Stored data
· · · · ·
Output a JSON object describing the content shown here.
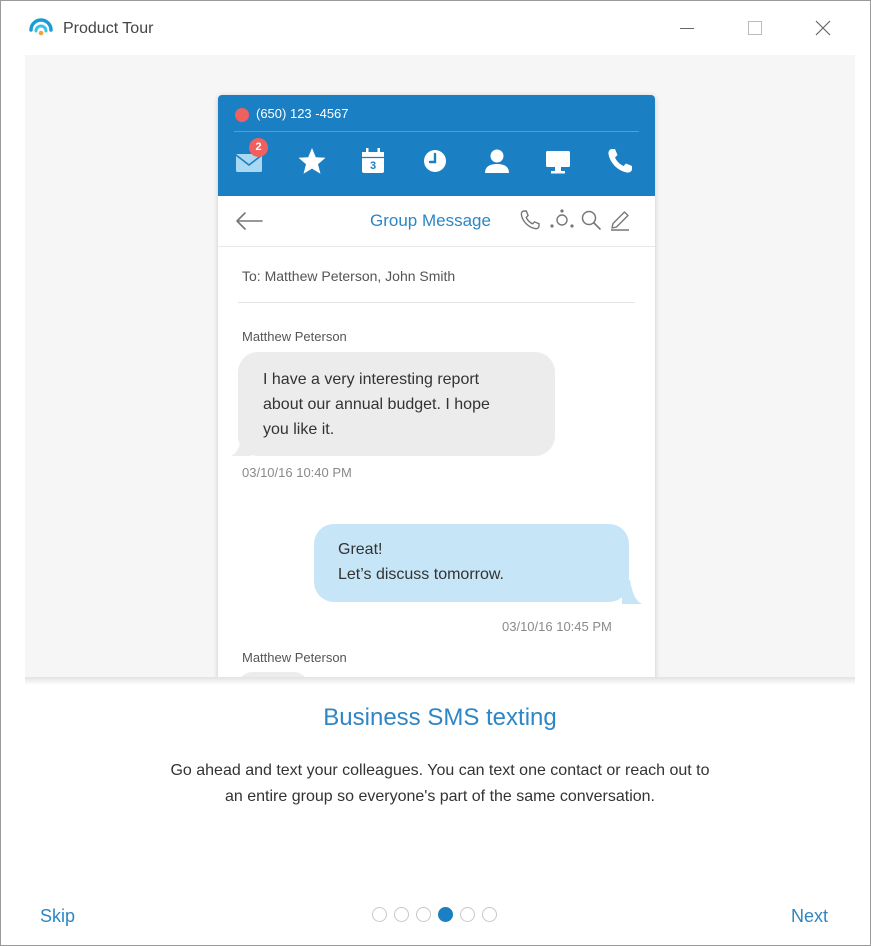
{
  "window": {
    "title": "Product Tour"
  },
  "phone": {
    "number": "(650) 123 -4567",
    "unread_badge": "2",
    "calendar_day": "3",
    "toolbar_title": "Group Message",
    "recipients": "To: Matthew Peterson, John Smith",
    "messages": [
      {
        "direction": "incoming",
        "sender": "Matthew Peterson",
        "lines": [
          "I have a very interesting report",
          "about our annual budget. I hope",
          "you like it."
        ],
        "timestamp": "03/10/16 10:40 PM"
      },
      {
        "direction": "outgoing",
        "lines": [
          "Great!",
          "Let’s discuss tomorrow."
        ],
        "timestamp": "03/10/16 10:45 PM"
      },
      {
        "direction": "incoming",
        "sender": "Matthew Peterson"
      }
    ]
  },
  "tour": {
    "heading": "Business SMS texting",
    "description_lines": [
      "Go ahead and text your colleagues. You can text one contact or reach out to",
      "an entire group so everyone's part of the same conversation."
    ],
    "skip_label": "Skip",
    "next_label": "Next",
    "steps_total": 6,
    "current_step": 4
  },
  "colors": {
    "brand_blue": "#1a7fc3",
    "accent_text": "#2d86c5",
    "badge_red": "#f0605e",
    "incoming_bubble": "#ececec",
    "outgoing_bubble": "#c6e5f7"
  },
  "icons": {
    "nav": [
      "messages-icon",
      "favorites-icon",
      "calendar-icon",
      "recents-icon",
      "contacts-icon",
      "meetings-icon",
      "phone-icon"
    ],
    "toolbar": [
      "call-icon",
      "add-participant-icon",
      "search-icon",
      "compose-icon"
    ]
  }
}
· · · · ·
## [TASK STATEMENT]
Generate a word-for-word copy of the preceding records, excluding all pictures.

## [THE RESPONSE]
Output a JSON object describing the content shown here.
{
  "window": {
    "title": "Product Tour"
  },
  "phone": {
    "number": "(650) 123 -4567",
    "unread_badge": "2",
    "calendar_day": "3",
    "toolbar_title": "Group Message",
    "recipients": "To: Matthew Peterson, John Smith",
    "messages": [
      {
        "direction": "incoming",
        "sender": "Matthew Peterson",
        "lines": [
          "I have a very interesting report",
          "about our annual budget. I hope",
          "you like it."
        ],
        "timestamp": "03/10/16 10:40 PM"
      },
      {
        "direction": "outgoing",
        "lines": [
          "Great!",
          "Let’s discuss tomorrow."
        ],
        "timestamp": "03/10/16 10:45 PM"
      },
      {
        "direction": "incoming",
        "sender": "Matthew Peterson"
      }
    ]
  },
  "tour": {
    "heading": "Business SMS texting",
    "description_lines": [
      "Go ahead and text your colleagues. You can text one contact or reach out to",
      "an entire group so everyone's part of the same conversation."
    ],
    "skip_label": "Skip",
    "next_label": "Next",
    "steps_total": 6,
    "current_step": 4
  },
  "colors": {
    "brand_blue": "#1a7fc3",
    "accent_text": "#2d86c5",
    "badge_red": "#f0605e",
    "incoming_bubble": "#ececec",
    "outgoing_bubble": "#c6e5f7"
  },
  "icons": {
    "nav": [
      "messages-icon",
      "favorites-icon",
      "calendar-icon",
      "recents-icon",
      "contacts-icon",
      "meetings-icon",
      "phone-icon"
    ],
    "toolbar": [
      "call-icon",
      "add-participant-icon",
      "search-icon",
      "compose-icon"
    ]
  }
}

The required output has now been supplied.